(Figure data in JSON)
● ● ● ● ● ● ●
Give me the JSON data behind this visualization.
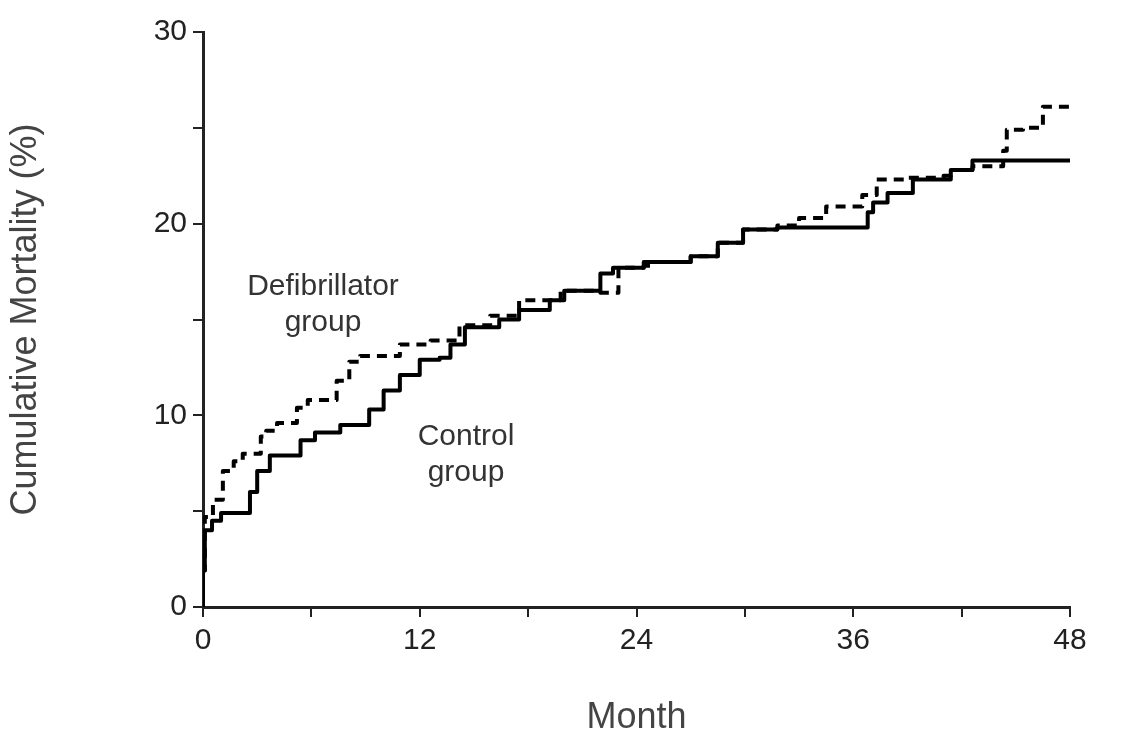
{
  "chart_data": {
    "type": "step",
    "xlabel": "Month",
    "ylabel": "Cumulative Mortality (%)",
    "xlim": [
      0,
      48
    ],
    "xticks": [
      0,
      {
        "value": 6,
        "label": null
      },
      12,
      {
        "value": 18,
        "label": null
      },
      24,
      {
        "value": 30,
        "label": null
      },
      36,
      {
        "value": 42,
        "label": null
      },
      48
    ],
    "ylim": [
      0,
      30
    ],
    "yticks": [
      0,
      {
        "value": 5,
        "label": null
      },
      10,
      {
        "value": 15,
        "label": null
      },
      20,
      {
        "value": 25,
        "label": null
      },
      30
    ],
    "grid": false,
    "legend": false,
    "marker": "none",
    "series": [
      {
        "name": "Defibrillator group",
        "color": "#000000",
        "line_style": "dashed",
        "x": [
          0,
          0.1,
          0.55,
          1.1,
          1.7,
          2.2,
          3.2,
          3.5,
          4.1,
          5.2,
          5.8,
          7.4,
          8.1,
          8.7,
          10.9,
          12.6,
          14.2,
          15.9,
          17.5,
          19.8,
          22,
          23,
          24.4,
          25,
          27,
          28.5,
          29.9,
          31.8,
          33,
          34.5,
          36.5,
          37.3,
          38.8,
          39,
          41,
          41.4,
          42.6,
          42.9,
          44.3,
          44.5,
          45.4,
          46.5,
          46.7,
          48
        ],
        "values": [
          0,
          1.9,
          4.7,
          5.6,
          7.1,
          7.6,
          8.0,
          8.9,
          9.2,
          9.6,
          10.4,
          10.8,
          11.8,
          12.8,
          13.1,
          13.7,
          13.9,
          14.7,
          15.2,
          16.0,
          16.5,
          16.4,
          17.7,
          17.8,
          18.0,
          18.3,
          19.0,
          19.7,
          19.9,
          20.3,
          20.9,
          21.5,
          22.3,
          22.4,
          22.4,
          22.5,
          22.8,
          23.0,
          23.0,
          23.8,
          24.9,
          25.0,
          26.1,
          26.1
        ]
      },
      {
        "name": "Control group",
        "color": "#000000",
        "line_style": "solid",
        "x": [
          0,
          0.1,
          0.5,
          1,
          2.6,
          3,
          3.7,
          5.4,
          6.2,
          7.6,
          9.2,
          10,
          10.9,
          12,
          13.1,
          13.7,
          14.5,
          16.4,
          17.5,
          19.2,
          20,
          22,
          22.7,
          24.4,
          27,
          28.5,
          29.9,
          31.8,
          33,
          36.8,
          37.1,
          37.9,
          39.3,
          41.4,
          42.6,
          42.9,
          48
        ],
        "values": [
          0,
          1.9,
          4.0,
          4.5,
          4.9,
          6.0,
          7.1,
          7.9,
          8.7,
          9.1,
          9.5,
          10.3,
          11.3,
          12.1,
          12.9,
          13.0,
          13.7,
          14.6,
          15.0,
          15.5,
          16.0,
          16.5,
          17.4,
          17.7,
          18.0,
          18.3,
          19.0,
          19.7,
          19.8,
          19.8,
          20.6,
          21.1,
          21.6,
          22.3,
          22.8,
          23.3,
          23.3
        ]
      }
    ]
  }
}
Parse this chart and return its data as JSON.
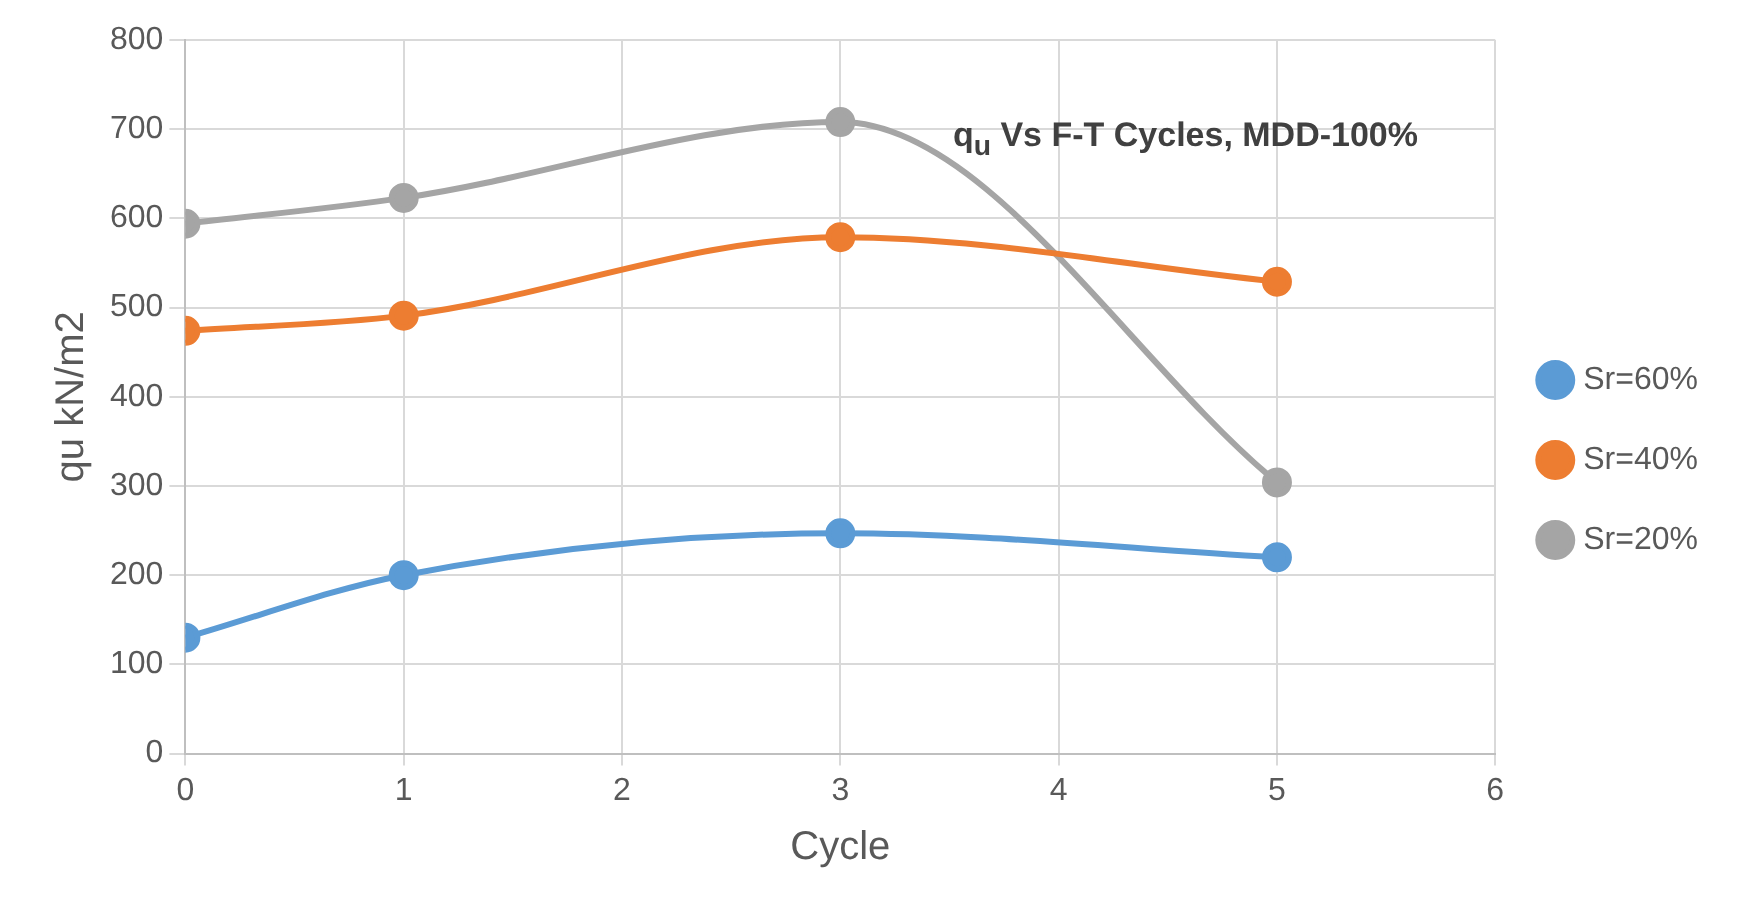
{
  "chart_data": {
    "type": "line",
    "title": "q$_{u}$ Vs  F-T Cycles, MDD-100%",
    "xlabel": "Cycle",
    "ylabel": "qu kN/m2",
    "x": [
      0,
      1,
      3,
      5
    ],
    "series": [
      {
        "name": "Sr=60%",
        "color": "#5b9bd5",
        "values": [
          130,
          200,
          247,
          220
        ]
      },
      {
        "name": "Sr=40%",
        "color": "#ed7d31",
        "values": [
          474,
          491,
          579,
          529
        ]
      },
      {
        "name": "Sr=20%",
        "color": "#a5a5a5",
        "values": [
          594,
          623,
          708,
          304
        ]
      }
    ],
    "xlim": [
      0,
      6
    ],
    "xticks": [
      0,
      1,
      2,
      3,
      4,
      5,
      6
    ],
    "ylim": [
      0,
      800
    ],
    "yticks": [
      0,
      100,
      200,
      300,
      400,
      500,
      600,
      700,
      800
    ],
    "grid": true,
    "legend": "right",
    "marker": "circle",
    "line_style": "solid"
  }
}
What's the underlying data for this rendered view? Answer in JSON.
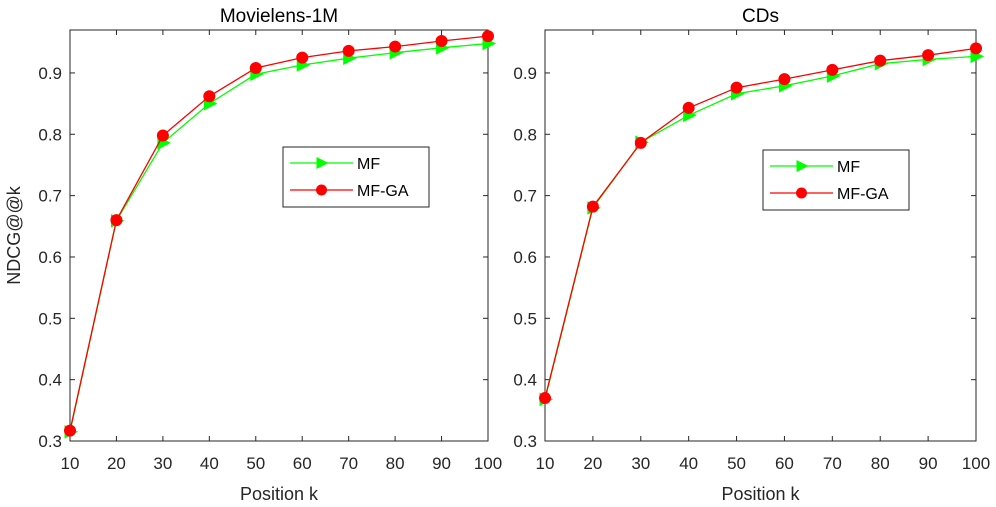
{
  "chart_data": [
    {
      "type": "line",
      "title": "Movielens-1M",
      "xlabel": "Position k",
      "ylabel": "NDCG@@k",
      "xlim": [
        10,
        100
      ],
      "ylim": [
        0.3,
        0.97
      ],
      "x": [
        10,
        20,
        30,
        40,
        50,
        60,
        70,
        80,
        90,
        100
      ],
      "xticks": [
        "10",
        "20",
        "30",
        "40",
        "50",
        "60",
        "70",
        "80",
        "90",
        "100"
      ],
      "yticks": [
        "0.3",
        "0.4",
        "0.5",
        "0.6",
        "0.7",
        "0.8",
        "0.9"
      ],
      "legend_position": "center-right",
      "series": [
        {
          "name": "MF",
          "marker": "triangle-right",
          "color": "#00ff00",
          "values": [
            0.315,
            0.659,
            0.786,
            0.85,
            0.898,
            0.913,
            0.924,
            0.933,
            0.941,
            0.948
          ]
        },
        {
          "name": "MF-GA",
          "marker": "circle",
          "color": "#ff0000",
          "values": [
            0.317,
            0.66,
            0.798,
            0.862,
            0.908,
            0.925,
            0.936,
            0.943,
            0.952,
            0.96
          ]
        }
      ]
    },
    {
      "type": "line",
      "title": "CDs",
      "xlabel": "Position k",
      "ylabel": "",
      "xlim": [
        10,
        100
      ],
      "ylim": [
        0.3,
        0.97
      ],
      "x": [
        10,
        20,
        30,
        40,
        50,
        60,
        70,
        80,
        90,
        100
      ],
      "xticks": [
        "10",
        "20",
        "30",
        "40",
        "50",
        "60",
        "70",
        "80",
        "90",
        "100"
      ],
      "yticks": [
        "0.3",
        "0.4",
        "0.5",
        "0.6",
        "0.7",
        "0.8",
        "0.9"
      ],
      "legend_position": "center-right",
      "series": [
        {
          "name": "MF",
          "marker": "triangle-right",
          "color": "#00ff00",
          "values": [
            0.368,
            0.68,
            0.787,
            0.831,
            0.866,
            0.879,
            0.895,
            0.915,
            0.922,
            0.927
          ]
        },
        {
          "name": "MF-GA",
          "marker": "circle",
          "color": "#ff0000",
          "values": [
            0.37,
            0.682,
            0.786,
            0.843,
            0.876,
            0.89,
            0.905,
            0.92,
            0.929,
            0.94
          ]
        }
      ]
    }
  ]
}
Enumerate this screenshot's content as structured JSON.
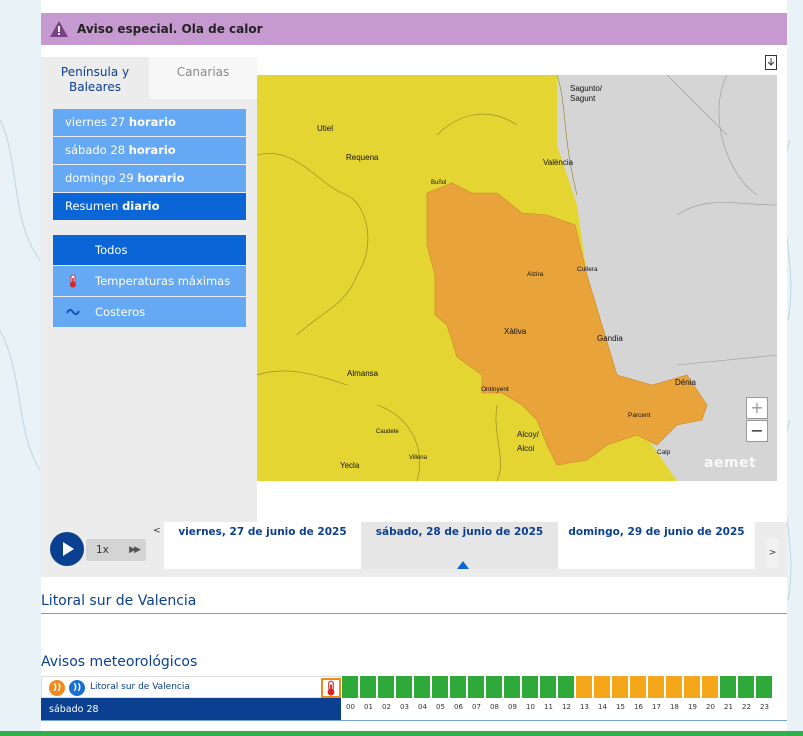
● ● ● ● ● ● ●
_Exercise requirements_
How many of these lines contain "name"? Write only the number.

_Written solution_
9